Source extract start
Harvey Firestone (Firestone Tire) stated, “success is the sum of details.” The great leaders uniformly paid extraordinary close attention to details. Throughout this book it is frequently referenced, since it is an important attribute or aspect of their thinking. It influenced virtually every aspect of their lives, which ranged from ruthless efficiency to product quality, to how they treated their employees. As architects of growth, their attention to detail allowed them to formulate comprehensive plans and blueprints, which supported the building and growth of their companies.

Many leaders like James J. Hill (Great Northern Railway), Sam Walton (Wal-Mart) and Robert Wood (Sears) all devoured as much data and information as they could get their hands on, to generate detailed plans and blueprints for their business, as did William Boeing (Boeing) and John Jacob Astor. Bill Gates (Microsoft) “also has incredible focus and knowledge of his industry. As Ross Perot once noted, ‘Gates is a guy who knows his product.’ ”

In addition to paying close attention to details, the great leaders developed unparalleled competence and expertise through years of experience. They all emerged from long and dark valleys of frustration, disappointment, adversity and often failure, which tested their mettle, polished their skills and competencies and generated deep levels of perseverance and resilience. None of the great leaders surveyed ever appeared to succeed without first enduring what I call a long and frustrating “crucible period.” These experiences and the lessons gained within this “crucible period” allowed them to possess the necessary skills, experience and expertise to take advantage of opportunities presented to them. They were able to recognize them for what they were, and knew how to plan and profit from them. A notable example is Theodore Vail (AT&T). He “left the post office service to establish the telephone business. He had been in authority over thirty-five hundred postal employees, and was the developer of a system that covered every inhabited portion of the country. Consequently, he had a quality of experience that was immensely valuable in straightening out the tangled affairs of the telephone. Line by line, he mapped out a method, a policy, a system. He introduced a larger view of the telephone business… He persuaded half a dozen of his post office friends to buy stock, so that in less than two months the first ‘Bell Telephone Company’ was organized, with $450,000 capital and a service of twelve thousand telephones.”
Source extract end
Problems and tasks:
**A.** In the passage on great business leaders, change "ruthless efficiency" to "relentless efficiency" in the part that opens with the words containing "Harvey Firestone (Firestone" and closes with "of their companies.", and write that part out.
**B.** According to the passage on great business leaders, how much capital did the first Bell Telephone Company start with?
Data block start
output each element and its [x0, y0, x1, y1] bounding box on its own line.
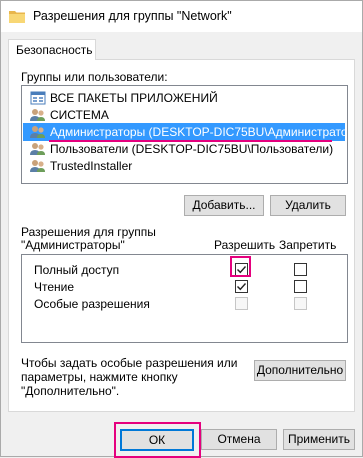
Data block end
Answers below:
**A.**
Harvey Firestone (Firestone Tire) stated, “success is the sum of details.” The great leaders uniformly paid extraordinary close attention to details. Throughout this book it is frequently referenced, since it is an important attribute or aspect of their thinking. It influenced virtually every aspect of their lives, which ranged from relentless efficiency to product quality, to how they treated their employees. As architects of growth, their attention to detail allowed them to formulate comprehensive plans and blueprints, which supported the building and growth of their companies.

**B.** $450,000